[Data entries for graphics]
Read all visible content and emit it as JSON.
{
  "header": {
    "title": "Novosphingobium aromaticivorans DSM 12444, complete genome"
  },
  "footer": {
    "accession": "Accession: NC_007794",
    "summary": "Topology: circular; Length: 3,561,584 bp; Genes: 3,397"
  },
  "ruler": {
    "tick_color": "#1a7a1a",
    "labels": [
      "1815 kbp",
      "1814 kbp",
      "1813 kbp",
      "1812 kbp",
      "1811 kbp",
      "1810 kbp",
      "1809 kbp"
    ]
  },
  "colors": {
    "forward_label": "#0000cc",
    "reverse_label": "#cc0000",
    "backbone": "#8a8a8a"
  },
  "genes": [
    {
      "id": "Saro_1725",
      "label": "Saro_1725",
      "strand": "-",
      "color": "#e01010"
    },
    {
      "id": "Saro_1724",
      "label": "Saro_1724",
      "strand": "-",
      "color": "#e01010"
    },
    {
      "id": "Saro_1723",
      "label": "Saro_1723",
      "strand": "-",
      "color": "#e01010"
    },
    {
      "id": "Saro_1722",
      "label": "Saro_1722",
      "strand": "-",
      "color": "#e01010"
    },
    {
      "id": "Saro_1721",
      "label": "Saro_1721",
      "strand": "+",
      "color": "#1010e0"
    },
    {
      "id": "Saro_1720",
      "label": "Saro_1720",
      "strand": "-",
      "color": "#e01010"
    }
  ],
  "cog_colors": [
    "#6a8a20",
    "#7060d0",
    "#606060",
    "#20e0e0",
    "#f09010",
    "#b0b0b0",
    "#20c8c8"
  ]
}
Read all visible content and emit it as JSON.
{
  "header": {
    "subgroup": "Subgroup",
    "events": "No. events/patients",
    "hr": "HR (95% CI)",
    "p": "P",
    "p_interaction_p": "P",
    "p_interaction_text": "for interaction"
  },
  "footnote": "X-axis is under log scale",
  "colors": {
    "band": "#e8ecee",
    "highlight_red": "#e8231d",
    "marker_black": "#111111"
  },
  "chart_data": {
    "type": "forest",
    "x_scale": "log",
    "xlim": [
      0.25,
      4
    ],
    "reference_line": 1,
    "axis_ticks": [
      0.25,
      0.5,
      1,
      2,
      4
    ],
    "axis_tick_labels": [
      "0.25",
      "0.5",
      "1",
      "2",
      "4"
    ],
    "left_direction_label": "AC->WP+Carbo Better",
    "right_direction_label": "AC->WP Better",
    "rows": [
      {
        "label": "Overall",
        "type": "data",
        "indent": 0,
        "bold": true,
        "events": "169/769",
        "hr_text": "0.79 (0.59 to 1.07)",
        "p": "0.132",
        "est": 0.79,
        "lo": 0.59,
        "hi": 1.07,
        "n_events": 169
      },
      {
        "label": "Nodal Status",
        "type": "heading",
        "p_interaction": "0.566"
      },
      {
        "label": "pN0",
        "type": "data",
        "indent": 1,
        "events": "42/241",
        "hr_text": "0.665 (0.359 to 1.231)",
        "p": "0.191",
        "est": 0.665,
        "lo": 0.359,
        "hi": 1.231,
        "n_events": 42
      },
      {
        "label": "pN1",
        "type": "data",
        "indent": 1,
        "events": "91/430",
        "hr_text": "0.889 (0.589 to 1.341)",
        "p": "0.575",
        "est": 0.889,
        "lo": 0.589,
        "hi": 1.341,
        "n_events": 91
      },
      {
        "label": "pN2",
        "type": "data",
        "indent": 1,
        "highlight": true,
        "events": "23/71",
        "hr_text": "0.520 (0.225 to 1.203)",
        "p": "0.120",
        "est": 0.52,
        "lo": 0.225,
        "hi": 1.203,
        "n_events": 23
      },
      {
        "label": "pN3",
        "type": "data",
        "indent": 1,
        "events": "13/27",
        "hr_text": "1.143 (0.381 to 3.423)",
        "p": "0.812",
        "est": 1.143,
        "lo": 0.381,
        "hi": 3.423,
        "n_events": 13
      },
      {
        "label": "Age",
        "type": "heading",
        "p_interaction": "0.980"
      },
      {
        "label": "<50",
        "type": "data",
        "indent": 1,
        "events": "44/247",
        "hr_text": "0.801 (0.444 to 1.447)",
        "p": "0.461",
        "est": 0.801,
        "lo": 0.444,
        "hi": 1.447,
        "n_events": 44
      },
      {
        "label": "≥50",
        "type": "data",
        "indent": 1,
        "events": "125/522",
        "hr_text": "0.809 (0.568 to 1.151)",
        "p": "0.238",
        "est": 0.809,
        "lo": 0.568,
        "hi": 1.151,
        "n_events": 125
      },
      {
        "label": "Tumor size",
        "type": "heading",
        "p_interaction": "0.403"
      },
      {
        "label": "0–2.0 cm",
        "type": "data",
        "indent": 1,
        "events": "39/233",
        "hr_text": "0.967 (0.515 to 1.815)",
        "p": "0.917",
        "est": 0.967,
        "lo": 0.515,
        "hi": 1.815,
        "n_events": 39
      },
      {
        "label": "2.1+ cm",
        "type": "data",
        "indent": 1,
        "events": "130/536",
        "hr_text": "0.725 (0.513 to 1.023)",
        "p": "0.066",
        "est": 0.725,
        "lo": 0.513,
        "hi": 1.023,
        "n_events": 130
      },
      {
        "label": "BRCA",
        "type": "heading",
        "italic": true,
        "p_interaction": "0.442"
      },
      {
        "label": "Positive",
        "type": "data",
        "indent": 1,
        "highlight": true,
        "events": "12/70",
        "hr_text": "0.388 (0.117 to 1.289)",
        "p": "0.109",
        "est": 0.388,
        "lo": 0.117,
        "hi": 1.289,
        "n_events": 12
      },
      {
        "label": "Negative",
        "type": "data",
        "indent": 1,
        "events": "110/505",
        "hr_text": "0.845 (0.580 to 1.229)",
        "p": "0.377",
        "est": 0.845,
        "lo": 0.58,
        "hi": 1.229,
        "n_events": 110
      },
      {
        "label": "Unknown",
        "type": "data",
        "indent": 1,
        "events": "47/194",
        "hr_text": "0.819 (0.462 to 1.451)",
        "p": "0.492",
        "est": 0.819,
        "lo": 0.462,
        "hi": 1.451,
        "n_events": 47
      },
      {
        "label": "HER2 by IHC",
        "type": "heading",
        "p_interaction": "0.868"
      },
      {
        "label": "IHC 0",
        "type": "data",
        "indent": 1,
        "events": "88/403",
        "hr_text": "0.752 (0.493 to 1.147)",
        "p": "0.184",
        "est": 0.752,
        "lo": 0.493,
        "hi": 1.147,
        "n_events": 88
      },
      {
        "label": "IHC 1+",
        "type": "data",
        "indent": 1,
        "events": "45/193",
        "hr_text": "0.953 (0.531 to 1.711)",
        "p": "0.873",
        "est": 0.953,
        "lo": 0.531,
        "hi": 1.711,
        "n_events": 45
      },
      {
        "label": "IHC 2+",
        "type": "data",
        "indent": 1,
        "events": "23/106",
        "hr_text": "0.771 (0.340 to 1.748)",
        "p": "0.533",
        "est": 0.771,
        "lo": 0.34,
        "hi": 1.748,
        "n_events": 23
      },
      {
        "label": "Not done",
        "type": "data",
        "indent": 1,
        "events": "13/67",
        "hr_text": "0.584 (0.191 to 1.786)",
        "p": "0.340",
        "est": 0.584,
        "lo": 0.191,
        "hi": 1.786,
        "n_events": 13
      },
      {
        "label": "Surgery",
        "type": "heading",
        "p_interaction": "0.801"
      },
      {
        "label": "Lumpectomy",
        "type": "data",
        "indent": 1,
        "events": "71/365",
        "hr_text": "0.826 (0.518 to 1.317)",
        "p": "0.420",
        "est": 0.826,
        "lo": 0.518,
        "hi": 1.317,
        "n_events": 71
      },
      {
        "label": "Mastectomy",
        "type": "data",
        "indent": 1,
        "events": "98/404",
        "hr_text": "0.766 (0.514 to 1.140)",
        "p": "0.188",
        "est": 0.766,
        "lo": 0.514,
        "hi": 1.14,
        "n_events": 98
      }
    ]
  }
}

WHAT THE EXERCISE ASKS: From the records, determine the number of lines holding the word "Better", and state that number only.

TASK SOLUTION: 2